Exercise brief
Transcribe all the entries word for word, skipping the pictures.

— START OF Records for this exercise —

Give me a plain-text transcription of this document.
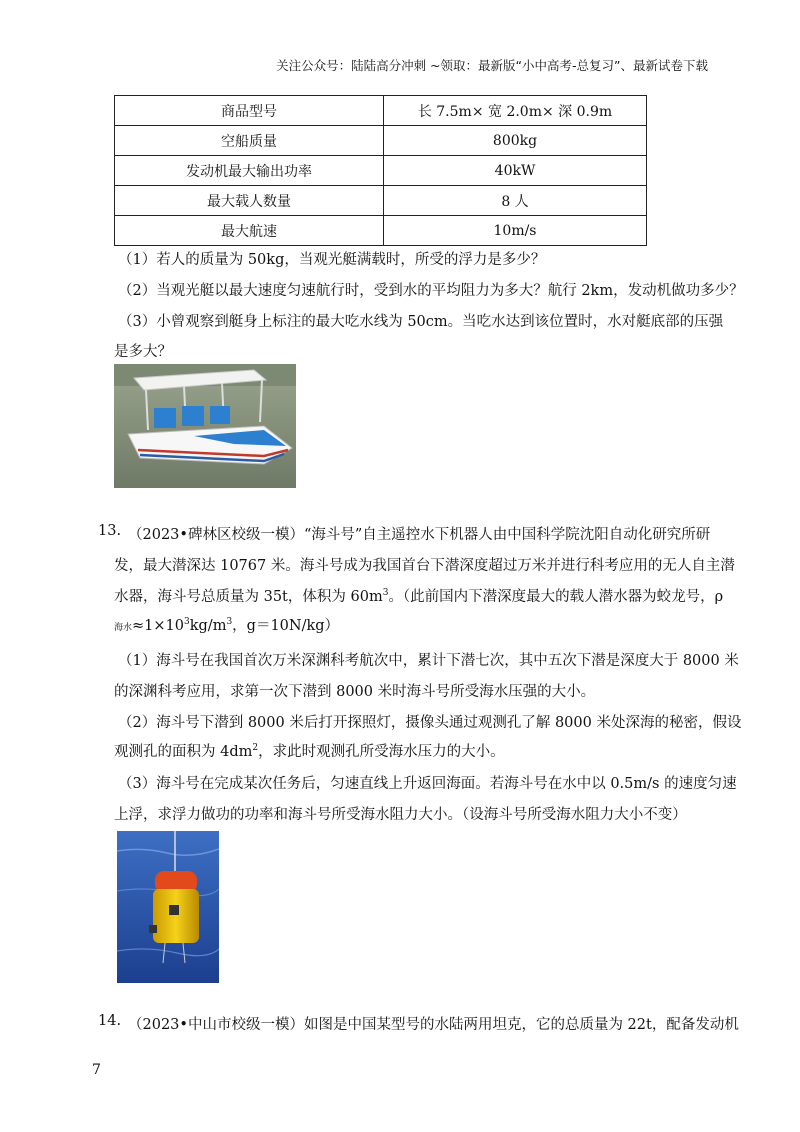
关注公众号：陆陆高分冲刺 ~领取：最新版“小中高考-总复习”、最新试卷下载
商品型号	长 7.5m× 宽 2.0m× 深 0.9m
空船质量	800kg
发动机最大输出功率	40kW
最大载人数量	8 人
最大航速	10m/s
（1）若人的质量为 50kg，当观光艇满载时，所受的浮力是多少？
（2）当观光艇以最大速度匀速航行时，受到水的平均阻力为多大？航行 2km，发动机做功多少？
（3）小曾观察到艇身上标注的最大吃水线为 50cm。当吃水达到该位置时，水对艇底部的压强
是多大？
13. （2023•碑林区校级一模）“海斗号”自主遥控水下机器人由中国科学院沈阳自动化研究所研
发，最大潜深达 10767 米。海斗号成为我国首台下潜深度超过万米并进行科考应用的无人自主潜
水器，海斗号总质量为 35t，体积为 $60m^3$。（此前国内下潜深度最大的载人潜水器为蛟龙号，ρ
海水$\approx 1\times 10^3kg/m^3$，g＝10N/kg）
（1）海斗号在我国首次万米深渊科考航次中，累计下潜七次，其中五次下潜是深度大于 8000 米
的深渊科考应用，求第一次下潜到 8000 米时海斗号所受海水压强的大小。
（2）海斗号下潜到 8000 米后打开探照灯，摄像头通过观测孔了解 8000 米处深海的秘密，假设
观测孔的面积为 $4dm^2$，求此时观测孔所受海水压力的大小。
（3）海斗号在完成某次任务后，匀速直线上升返回海面。若海斗号在水中以 0.5m/s 的速度匀速
上浮，求浮力做功的功率和海斗号所受海水阻力大小。（设海斗号所受海水阻力大小不变）
14. （2023•中山市校级一模）如图是中国某型号的水陆两用坦克，它的总质量为 22t，配备发动机
7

— END OF Records for this exercise —

Output for this exercise
Give me a plain-text transcription of this document.
关注公众号：陆陆高分冲刺 ~领取：最新版“小中高考-总复习”、最新试卷下载
商品型号	长 7.5m× 宽 2.0m× 深 0.9m
空船质量	800kg
发动机最大输出功率	40kW
最大载人数量	8 人
最大航速	10m/s
（1）若人的质量为 50kg，当观光艇满载时，所受的浮力是多少？
（2）当观光艇以最大速度匀速航行时，受到水的平均阻力为多大？航行 2km，发动机做功多少？
（3）小曾观察到艇身上标注的最大吃水线为 50cm。当吃水达到该位置时，水对艇底部的压强
是多大？
13. （2023•碑林区校级一模）“海斗号”自主遥控水下机器人由中国科学院沈阳自动化研究所研
发，最大潜深达 10767 米。海斗号成为我国首台下潜深度超过万米并进行科考应用的无人自主潜
水器，海斗号总质量为 35t，体积为 $60m^3$。（此前国内下潜深度最大的载人潜水器为蛟龙号，ρ
海水$\approx 1\times 10^3kg/m^3$，g＝10N/kg）
（1）海斗号在我国首次万米深渊科考航次中，累计下潜七次，其中五次下潜是深度大于 8000 米
的深渊科考应用，求第一次下潜到 8000 米时海斗号所受海水压强的大小。
（2）海斗号下潜到 8000 米后打开探照灯，摄像头通过观测孔了解 8000 米处深海的秘密，假设
观测孔的面积为 $4dm^2$，求此时观测孔所受海水压力的大小。
（3）海斗号在完成某次任务后，匀速直线上升返回海面。若海斗号在水中以 0.5m/s 的速度匀速
上浮，求浮力做功的功率和海斗号所受海水阻力大小。（设海斗号所受海水阻力大小不变）
14. （2023•中山市校级一模）如图是中国某型号的水陆两用坦克，它的总质量为 22t，配备发动机
7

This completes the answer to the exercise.